> Aim:
Copy every line of the data below word for word, with no changes.

> Record list:
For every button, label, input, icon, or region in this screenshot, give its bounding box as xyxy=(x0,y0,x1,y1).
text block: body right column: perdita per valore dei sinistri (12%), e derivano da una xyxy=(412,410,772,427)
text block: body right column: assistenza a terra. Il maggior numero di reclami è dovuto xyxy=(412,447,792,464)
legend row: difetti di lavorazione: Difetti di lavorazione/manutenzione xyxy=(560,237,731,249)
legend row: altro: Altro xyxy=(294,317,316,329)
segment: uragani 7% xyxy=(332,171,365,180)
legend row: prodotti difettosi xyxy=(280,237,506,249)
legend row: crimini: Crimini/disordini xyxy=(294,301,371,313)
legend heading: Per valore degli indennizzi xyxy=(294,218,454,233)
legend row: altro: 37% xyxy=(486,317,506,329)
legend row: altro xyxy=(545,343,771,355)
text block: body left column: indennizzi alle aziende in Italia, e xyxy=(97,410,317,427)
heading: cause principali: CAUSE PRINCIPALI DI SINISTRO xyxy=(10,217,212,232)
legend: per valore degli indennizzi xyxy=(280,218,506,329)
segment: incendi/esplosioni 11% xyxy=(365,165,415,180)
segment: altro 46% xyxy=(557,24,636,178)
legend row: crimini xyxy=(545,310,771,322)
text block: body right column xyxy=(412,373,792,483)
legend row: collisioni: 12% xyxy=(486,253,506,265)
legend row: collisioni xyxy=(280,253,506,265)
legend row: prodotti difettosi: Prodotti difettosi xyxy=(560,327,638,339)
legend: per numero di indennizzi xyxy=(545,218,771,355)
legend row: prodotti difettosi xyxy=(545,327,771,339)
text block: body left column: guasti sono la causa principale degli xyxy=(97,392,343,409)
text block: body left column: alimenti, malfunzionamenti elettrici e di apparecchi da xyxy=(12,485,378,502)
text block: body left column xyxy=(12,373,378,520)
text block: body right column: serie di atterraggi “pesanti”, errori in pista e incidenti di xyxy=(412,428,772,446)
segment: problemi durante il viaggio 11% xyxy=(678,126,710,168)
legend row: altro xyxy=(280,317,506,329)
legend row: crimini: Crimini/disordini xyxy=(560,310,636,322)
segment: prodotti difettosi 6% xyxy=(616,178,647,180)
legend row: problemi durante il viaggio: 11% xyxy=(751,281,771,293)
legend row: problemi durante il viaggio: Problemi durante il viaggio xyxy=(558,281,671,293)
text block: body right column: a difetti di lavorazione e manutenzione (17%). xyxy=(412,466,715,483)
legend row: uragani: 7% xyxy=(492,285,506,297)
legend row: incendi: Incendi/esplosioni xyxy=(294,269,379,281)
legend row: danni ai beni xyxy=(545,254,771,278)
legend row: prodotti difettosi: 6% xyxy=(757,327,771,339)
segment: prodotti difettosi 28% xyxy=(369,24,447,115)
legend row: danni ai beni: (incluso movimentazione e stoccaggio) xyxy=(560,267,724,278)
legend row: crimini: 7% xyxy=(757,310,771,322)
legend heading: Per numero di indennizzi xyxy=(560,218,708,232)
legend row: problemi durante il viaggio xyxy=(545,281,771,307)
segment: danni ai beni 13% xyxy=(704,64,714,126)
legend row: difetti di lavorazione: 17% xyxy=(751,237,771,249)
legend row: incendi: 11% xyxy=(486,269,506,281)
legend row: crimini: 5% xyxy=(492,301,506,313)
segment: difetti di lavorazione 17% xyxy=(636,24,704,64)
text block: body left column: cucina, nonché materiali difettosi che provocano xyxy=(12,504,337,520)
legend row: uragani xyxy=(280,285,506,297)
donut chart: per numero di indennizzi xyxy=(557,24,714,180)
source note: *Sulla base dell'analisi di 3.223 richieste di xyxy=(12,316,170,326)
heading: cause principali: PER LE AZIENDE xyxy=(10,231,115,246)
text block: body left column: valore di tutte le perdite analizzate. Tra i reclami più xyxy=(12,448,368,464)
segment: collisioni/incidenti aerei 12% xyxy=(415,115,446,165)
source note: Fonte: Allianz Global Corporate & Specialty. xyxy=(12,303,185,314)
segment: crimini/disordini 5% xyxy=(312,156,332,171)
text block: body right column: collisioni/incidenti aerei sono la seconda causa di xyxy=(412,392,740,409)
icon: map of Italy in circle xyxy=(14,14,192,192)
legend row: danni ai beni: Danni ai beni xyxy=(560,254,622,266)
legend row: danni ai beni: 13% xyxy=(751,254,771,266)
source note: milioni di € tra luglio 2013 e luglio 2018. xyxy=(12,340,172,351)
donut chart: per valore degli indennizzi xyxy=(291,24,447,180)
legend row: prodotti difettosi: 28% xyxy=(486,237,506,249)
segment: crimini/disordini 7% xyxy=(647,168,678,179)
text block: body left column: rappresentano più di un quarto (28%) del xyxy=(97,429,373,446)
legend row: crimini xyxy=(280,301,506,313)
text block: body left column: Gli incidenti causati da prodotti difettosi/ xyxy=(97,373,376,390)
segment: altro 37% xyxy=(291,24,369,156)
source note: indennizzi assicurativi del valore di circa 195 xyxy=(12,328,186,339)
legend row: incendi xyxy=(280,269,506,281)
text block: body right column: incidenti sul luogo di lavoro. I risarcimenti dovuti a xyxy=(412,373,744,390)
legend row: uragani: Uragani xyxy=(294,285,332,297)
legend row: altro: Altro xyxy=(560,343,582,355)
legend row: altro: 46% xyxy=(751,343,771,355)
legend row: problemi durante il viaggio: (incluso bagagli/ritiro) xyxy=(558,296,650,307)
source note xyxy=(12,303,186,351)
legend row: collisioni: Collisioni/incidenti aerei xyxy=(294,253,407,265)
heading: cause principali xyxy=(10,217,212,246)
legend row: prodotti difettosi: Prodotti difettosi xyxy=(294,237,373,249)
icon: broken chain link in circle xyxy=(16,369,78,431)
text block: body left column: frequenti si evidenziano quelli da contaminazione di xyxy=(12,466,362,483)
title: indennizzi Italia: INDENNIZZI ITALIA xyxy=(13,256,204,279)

> Correct response:
For every button, label, input, icon, or region in this screenshot, give its bounding box as xyxy=(x0,y0,x1,y1).
text block: body right column: perdita per valore dei sinistri (12%), e derivano da una xyxy=(412,410,772,427)
text block: body right column: assistenza a terra. Il maggior numero di reclami è dovuto xyxy=(412,447,792,464)
legend row: difetti di lavorazione: Difetti di lavorazione/manutenzione xyxy=(560,237,731,249)
legend row: altro: Altro xyxy=(294,317,316,329)
segment: uragani 7% xyxy=(332,171,365,180)
legend row: prodotti difettosi xyxy=(280,237,506,249)
legend row: crimini: Crimini/disordini xyxy=(294,301,371,313)
legend heading: Per valore degli indennizzi xyxy=(294,218,454,233)
legend row: altro: 37% xyxy=(486,317,506,329)
legend row: altro xyxy=(545,343,771,355)
text block: body left column: indennizzi alle aziende in Italia, e xyxy=(97,410,317,427)
heading: cause principali: CAUSE PRINCIPALI DI SINISTRO xyxy=(10,217,212,232)
legend: per valore degli indennizzi xyxy=(280,218,506,329)
segment: incendi/esplosioni 11% xyxy=(365,165,415,180)
segment: altro 46% xyxy=(557,24,636,178)
legend row: crimini xyxy=(545,310,771,322)
text block: body right column xyxy=(412,373,792,483)
legend row: collisioni: 12% xyxy=(486,253,506,265)
legend row: collisioni xyxy=(280,253,506,265)
legend row: prodotti difettosi: Prodotti difettosi xyxy=(560,327,638,339)
legend: per numero di indennizzi xyxy=(545,218,771,355)
legend row: prodotti difettosi xyxy=(545,327,771,339)
text block: body left column: guasti sono la causa principale degli xyxy=(97,392,343,409)
text block: body left column: alimenti, malfunzionamenti elettrici e di apparecchi da xyxy=(12,485,378,502)
text block: body left column xyxy=(12,373,378,520)
text block: body right column: serie di atterraggi “pesanti”, errori in pista e incidenti di xyxy=(412,428,772,446)
segment: problemi durante il viaggio 11% xyxy=(678,126,710,168)
legend row: altro xyxy=(280,317,506,329)
legend row: crimini: Crimini/disordini xyxy=(560,310,636,322)
segment: prodotti difettosi 6% xyxy=(616,178,647,180)
legend row: problemi durante il viaggio: 11% xyxy=(751,281,771,293)
legend row: problemi durante il viaggio: Problemi durante il viaggio xyxy=(558,281,671,293)
text block: body right column: a difetti di lavorazione e manutenzione (17%). xyxy=(412,466,715,483)
legend row: uragani: 7% xyxy=(492,285,506,297)
legend row: incendi: Incendi/esplosioni xyxy=(294,269,379,281)
legend row: danni ai beni xyxy=(545,254,771,278)
legend row: prodotti difettosi: 6% xyxy=(757,327,771,339)
segment: prodotti difettosi 28% xyxy=(369,24,447,115)
legend row: danni ai beni: (incluso movimentazione e stoccaggio) xyxy=(560,267,724,278)
legend row: crimini: 7% xyxy=(757,310,771,322)
legend heading: Per numero di indennizzi xyxy=(560,218,708,232)
legend row: problemi durante il viaggio xyxy=(545,281,771,307)
segment: danni ai beni 13% xyxy=(704,64,714,126)
legend row: difetti di lavorazione: 17% xyxy=(751,237,771,249)
legend row: incendi: 11% xyxy=(486,269,506,281)
legend row: crimini: 5% xyxy=(492,301,506,313)
segment: difetti di lavorazione 17% xyxy=(636,24,704,64)
text block: body left column: cucina, nonché materiali difettosi che provocano xyxy=(12,504,337,520)
legend row: uragani xyxy=(280,285,506,297)
donut chart: per numero di indennizzi xyxy=(557,24,714,180)
source note: *Sulla base dell'analisi di 3.223 richieste di xyxy=(12,316,170,326)
heading: cause principali: PER LE AZIENDE xyxy=(10,231,115,246)
text block: body left column: valore di tutte le perdite analizzate. Tra i reclami più xyxy=(12,448,368,464)
segment: collisioni/incidenti aerei 12% xyxy=(415,115,446,165)
source note: Fonte: Allianz Global Corporate & Specialty. xyxy=(12,303,185,314)
segment: crimini/disordini 5% xyxy=(312,156,332,171)
text block: body right column: collisioni/incidenti aerei sono la seconda causa di xyxy=(412,392,740,409)
icon: map of Italy in circle xyxy=(14,14,192,192)
legend row: danni ai beni: Danni ai beni xyxy=(560,254,622,266)
legend row: danni ai beni: 13% xyxy=(751,254,771,266)
source note: milioni di € tra luglio 2013 e luglio 2018. xyxy=(12,340,172,351)
donut chart: per valore degli indennizzi xyxy=(291,24,447,180)
legend row: prodotti difettosi: 28% xyxy=(486,237,506,249)
segment: crimini/disordini 7% xyxy=(647,168,678,179)
text block: body left column: rappresentano più di un quarto (28%) del xyxy=(97,429,373,446)
legend row: crimini xyxy=(280,301,506,313)
text block: body left column: Gli incidenti causati da prodotti difettosi/ xyxy=(97,373,376,390)
segment: altro 37% xyxy=(291,24,369,156)
source note: indennizzi assicurativi del valore di circa 195 xyxy=(12,328,186,339)
legend row: incendi xyxy=(280,269,506,281)
text block: body right column: incidenti sul luogo di lavoro. I risarcimenti dovuti a xyxy=(412,373,744,390)
legend row: uragani: Uragani xyxy=(294,285,332,297)
legend row: altro: Altro xyxy=(560,343,582,355)
legend row: altro: 46% xyxy=(751,343,771,355)
legend row: problemi durante il viaggio: (incluso bagagli/ritiro) xyxy=(558,296,650,307)
source note xyxy=(12,303,186,351)
legend row: collisioni: Collisioni/incidenti aerei xyxy=(294,253,407,265)
heading: cause principali xyxy=(10,217,212,246)
legend row: prodotti difettosi: Prodotti difettosi xyxy=(294,237,373,249)
icon: broken chain link in circle xyxy=(16,369,78,431)
text block: body left column: frequenti si evidenziano quelli da contaminazione di xyxy=(12,466,362,483)
title: indennizzi Italia: INDENNIZZI ITALIA xyxy=(13,256,204,279)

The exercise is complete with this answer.